→ **TASK STATEMENT**:
Leaving out the pictures, retype all the material exactly.

>> START RECORDS FOR THE EXERCISE

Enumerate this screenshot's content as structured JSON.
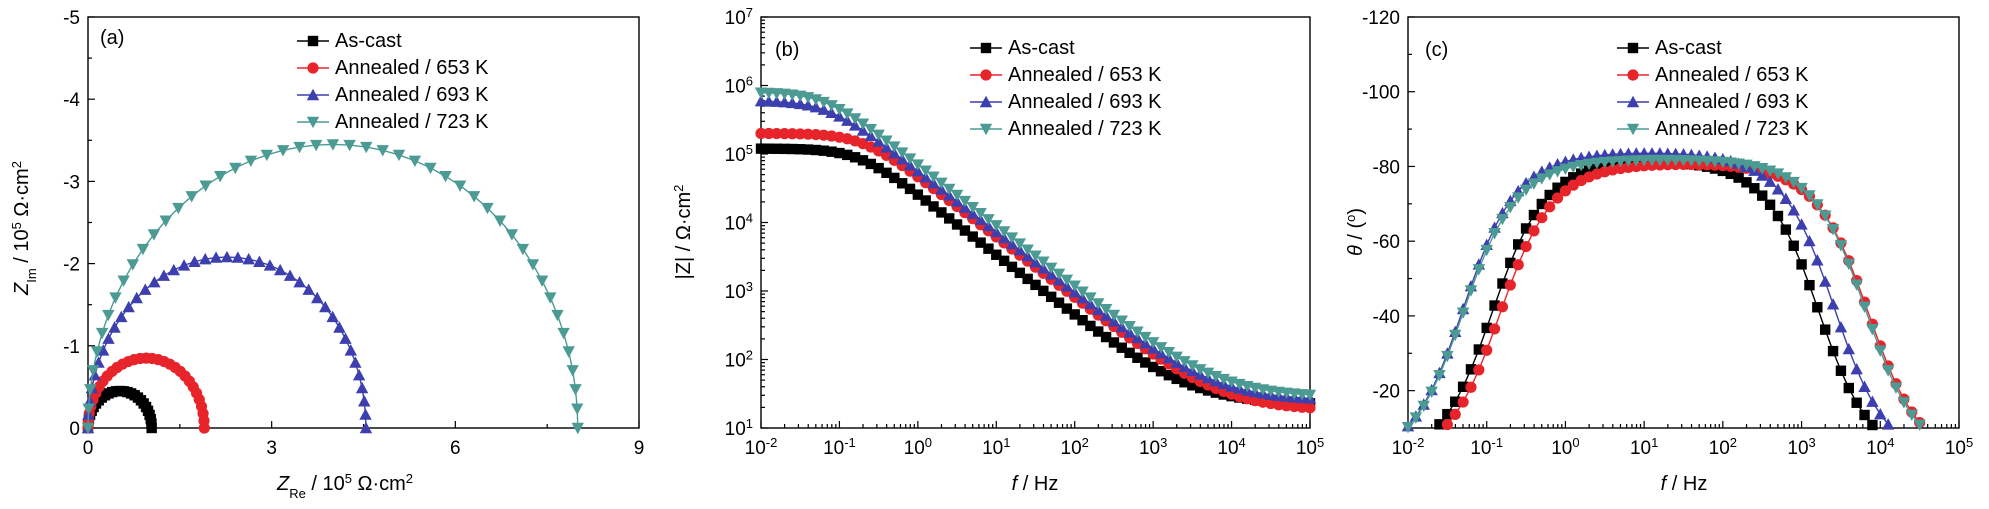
{
  "figure": {
    "panels": [
      "a",
      "b",
      "c"
    ]
  },
  "colors": {
    "As-cast": "#000000",
    "Annealed / 653 K": "#e8242b",
    "Annealed / 693 K": "#3d3fae",
    "Annealed / 723 K": "#4b9b94"
  },
  "chart_data": [
    {
      "type": "scatter",
      "panel_label": "(a)",
      "xlabel": {
        "main": "Z",
        "sub": "Re",
        "rest": " / 10",
        "sup": "5",
        "unit": " Ω·cm",
        "unit_sup": "2"
      },
      "ylabel": {
        "main": "Z",
        "sub": "Im",
        "rest": " / 10",
        "sup": "5",
        "unit": " Ω·cm",
        "unit_sup": "2"
      },
      "xlim": [
        0,
        9
      ],
      "ylim": [
        0,
        -5
      ],
      "xticks": [
        "0",
        "3",
        "6",
        "9"
      ],
      "yticks": [
        "0",
        "-1",
        "-2",
        "-3",
        "-4",
        "-5"
      ],
      "legend_position": "top-right",
      "series": [
        {
          "name": "As-cast",
          "marker": "square",
          "center_x": 0.52,
          "radius": 0.52,
          "peak_y": -0.45,
          "points": 26
        },
        {
          "name": "Annealed / 653 K",
          "marker": "circle",
          "center_x": 0.95,
          "radius": 0.95,
          "peak_y": -0.85,
          "points": 30
        },
        {
          "name": "Annealed / 693 K",
          "marker": "triangle-up",
          "center_x": 2.27,
          "radius": 2.27,
          "peak_y": -2.08,
          "points": 40
        },
        {
          "name": "Annealed / 723 K",
          "marker": "triangle-down",
          "center_x": 4.0,
          "radius": 4.0,
          "peak_y": -3.45,
          "points": 46
        }
      ]
    },
    {
      "type": "line",
      "panel_label": "(b)",
      "xlabel": {
        "main": "f",
        "rest": " / Hz"
      },
      "ylabel": {
        "text": "|Z| / Ω·cm",
        "sup": "2"
      },
      "xscale": "log",
      "yscale": "log",
      "xlim": [
        0.01,
        100000
      ],
      "ylim": [
        10,
        10000000
      ],
      "xticks": [
        {
          "b": "10",
          "e": "-2"
        },
        {
          "b": "10",
          "e": "-1"
        },
        {
          "b": "10",
          "e": "0"
        },
        {
          "b": "10",
          "e": "1"
        },
        {
          "b": "10",
          "e": "2"
        },
        {
          "b": "10",
          "e": "3"
        },
        {
          "b": "10",
          "e": "4"
        },
        {
          "b": "10",
          "e": "5"
        }
      ],
      "yticks": [
        {
          "b": "10",
          "e": "1"
        },
        {
          "b": "10",
          "e": "2"
        },
        {
          "b": "10",
          "e": "3"
        },
        {
          "b": "10",
          "e": "4"
        },
        {
          "b": "10",
          "e": "5"
        },
        {
          "b": "10",
          "e": "6"
        },
        {
          "b": "10",
          "e": "7"
        }
      ],
      "legend_position": "top-right",
      "series": [
        {
          "name": "As-cast",
          "marker": "square",
          "low_freq_Z": 120000,
          "high_freq_Z": 22,
          "corner_freq_hz": 0.18
        },
        {
          "name": "Annealed / 653 K",
          "marker": "circle",
          "low_freq_Z": 200000,
          "high_freq_Z": 18,
          "corner_freq_hz": 0.2
        },
        {
          "name": "Annealed / 693 K",
          "marker": "triangle-up",
          "low_freq_Z": 600000,
          "high_freq_Z": 25,
          "corner_freq_hz": 0.07
        },
        {
          "name": "Annealed / 723 K",
          "marker": "triangle-down",
          "low_freq_Z": 800000,
          "high_freq_Z": 28,
          "corner_freq_hz": 0.065
        }
      ]
    },
    {
      "type": "line",
      "panel_label": "(c)",
      "xlabel": {
        "main": "f",
        "rest": " / Hz"
      },
      "ylabel": {
        "main": "θ",
        "rest": " / (",
        "sup": "o",
        "tail": ")"
      },
      "xscale": "log",
      "xlim": [
        0.01,
        100000
      ],
      "ylim": [
        -10,
        -120
      ],
      "xticks": [
        {
          "b": "10",
          "e": "-2"
        },
        {
          "b": "10",
          "e": "-1"
        },
        {
          "b": "10",
          "e": "0"
        },
        {
          "b": "10",
          "e": "1"
        },
        {
          "b": "10",
          "e": "2"
        },
        {
          "b": "10",
          "e": "3"
        },
        {
          "b": "10",
          "e": "4"
        },
        {
          "b": "10",
          "e": "5"
        }
      ],
      "yticks": [
        "-20",
        "-40",
        "-60",
        "-80",
        "-100",
        "-120"
      ],
      "legend_position": "top-right",
      "series": [
        {
          "name": "As-cast",
          "marker": "square",
          "plateau_deg": -82,
          "low_edge_hz": 0.028,
          "high_edge_hz": 7000
        },
        {
          "name": "Annealed / 653 K",
          "marker": "circle",
          "plateau_deg": -81,
          "low_edge_hz": 0.035,
          "high_edge_hz": 30000
        },
        {
          "name": "Annealed / 693 K",
          "marker": "triangle-up",
          "plateau_deg": -84,
          "low_edge_hz": 0.012,
          "high_edge_hz": 11000
        },
        {
          "name": "Annealed / 723 K",
          "marker": "triangle-down",
          "plateau_deg": -82,
          "low_edge_hz": 0.012,
          "high_edge_hz": 28000
        }
      ]
    }
  ]
}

>> END RECORDS FOR THE EXERCISE

→ **SOLUTION TO THIS PROBLEM**:
Enumerate this screenshot's content as structured JSON.
{
  "figure": {
    "panels": [
      "a",
      "b",
      "c"
    ]
  },
  "colors": {
    "As-cast": "#000000",
    "Annealed / 653 K": "#e8242b",
    "Annealed / 693 K": "#3d3fae",
    "Annealed / 723 K": "#4b9b94"
  },
  "chart_data": [
    {
      "type": "scatter",
      "panel_label": "(a)",
      "xlabel": {
        "main": "Z",
        "sub": "Re",
        "rest": " / 10",
        "sup": "5",
        "unit": " Ω·cm",
        "unit_sup": "2"
      },
      "ylabel": {
        "main": "Z",
        "sub": "Im",
        "rest": " / 10",
        "sup": "5",
        "unit": " Ω·cm",
        "unit_sup": "2"
      },
      "xlim": [
        0,
        9
      ],
      "ylim": [
        0,
        -5
      ],
      "xticks": [
        "0",
        "3",
        "6",
        "9"
      ],
      "yticks": [
        "0",
        "-1",
        "-2",
        "-3",
        "-4",
        "-5"
      ],
      "legend_position": "top-right",
      "series": [
        {
          "name": "As-cast",
          "marker": "square",
          "center_x": 0.52,
          "radius": 0.52,
          "peak_y": -0.45,
          "points": 26
        },
        {
          "name": "Annealed / 653 K",
          "marker": "circle",
          "center_x": 0.95,
          "radius": 0.95,
          "peak_y": -0.85,
          "points": 30
        },
        {
          "name": "Annealed / 693 K",
          "marker": "triangle-up",
          "center_x": 2.27,
          "radius": 2.27,
          "peak_y": -2.08,
          "points": 40
        },
        {
          "name": "Annealed / 723 K",
          "marker": "triangle-down",
          "center_x": 4.0,
          "radius": 4.0,
          "peak_y": -3.45,
          "points": 46
        }
      ]
    },
    {
      "type": "line",
      "panel_label": "(b)",
      "xlabel": {
        "main": "f",
        "rest": " / Hz"
      },
      "ylabel": {
        "text": "|Z| / Ω·cm",
        "sup": "2"
      },
      "xscale": "log",
      "yscale": "log",
      "xlim": [
        0.01,
        100000
      ],
      "ylim": [
        10,
        10000000
      ],
      "xticks": [
        {
          "b": "10",
          "e": "-2"
        },
        {
          "b": "10",
          "e": "-1"
        },
        {
          "b": "10",
          "e": "0"
        },
        {
          "b": "10",
          "e": "1"
        },
        {
          "b": "10",
          "e": "2"
        },
        {
          "b": "10",
          "e": "3"
        },
        {
          "b": "10",
          "e": "4"
        },
        {
          "b": "10",
          "e": "5"
        }
      ],
      "yticks": [
        {
          "b": "10",
          "e": "1"
        },
        {
          "b": "10",
          "e": "2"
        },
        {
          "b": "10",
          "e": "3"
        },
        {
          "b": "10",
          "e": "4"
        },
        {
          "b": "10",
          "e": "5"
        },
        {
          "b": "10",
          "e": "6"
        },
        {
          "b": "10",
          "e": "7"
        }
      ],
      "legend_position": "top-right",
      "series": [
        {
          "name": "As-cast",
          "marker": "square",
          "low_freq_Z": 120000,
          "high_freq_Z": 22,
          "corner_freq_hz": 0.18
        },
        {
          "name": "Annealed / 653 K",
          "marker": "circle",
          "low_freq_Z": 200000,
          "high_freq_Z": 18,
          "corner_freq_hz": 0.2
        },
        {
          "name": "Annealed / 693 K",
          "marker": "triangle-up",
          "low_freq_Z": 600000,
          "high_freq_Z": 25,
          "corner_freq_hz": 0.07
        },
        {
          "name": "Annealed / 723 K",
          "marker": "triangle-down",
          "low_freq_Z": 800000,
          "high_freq_Z": 28,
          "corner_freq_hz": 0.065
        }
      ]
    },
    {
      "type": "line",
      "panel_label": "(c)",
      "xlabel": {
        "main": "f",
        "rest": " / Hz"
      },
      "ylabel": {
        "main": "θ",
        "rest": " / (",
        "sup": "o",
        "tail": ")"
      },
      "xscale": "log",
      "xlim": [
        0.01,
        100000
      ],
      "ylim": [
        -10,
        -120
      ],
      "xticks": [
        {
          "b": "10",
          "e": "-2"
        },
        {
          "b": "10",
          "e": "-1"
        },
        {
          "b": "10",
          "e": "0"
        },
        {
          "b": "10",
          "e": "1"
        },
        {
          "b": "10",
          "e": "2"
        },
        {
          "b": "10",
          "e": "3"
        },
        {
          "b": "10",
          "e": "4"
        },
        {
          "b": "10",
          "e": "5"
        }
      ],
      "yticks": [
        "-20",
        "-40",
        "-60",
        "-80",
        "-100",
        "-120"
      ],
      "legend_position": "top-right",
      "series": [
        {
          "name": "As-cast",
          "marker": "square",
          "plateau_deg": -82,
          "low_edge_hz": 0.028,
          "high_edge_hz": 7000
        },
        {
          "name": "Annealed / 653 K",
          "marker": "circle",
          "plateau_deg": -81,
          "low_edge_hz": 0.035,
          "high_edge_hz": 30000
        },
        {
          "name": "Annealed / 693 K",
          "marker": "triangle-up",
          "plateau_deg": -84,
          "low_edge_hz": 0.012,
          "high_edge_hz": 11000
        },
        {
          "name": "Annealed / 723 K",
          "marker": "triangle-down",
          "plateau_deg": -82,
          "low_edge_hz": 0.012,
          "high_edge_hz": 28000
        }
      ]
    }
  ]
}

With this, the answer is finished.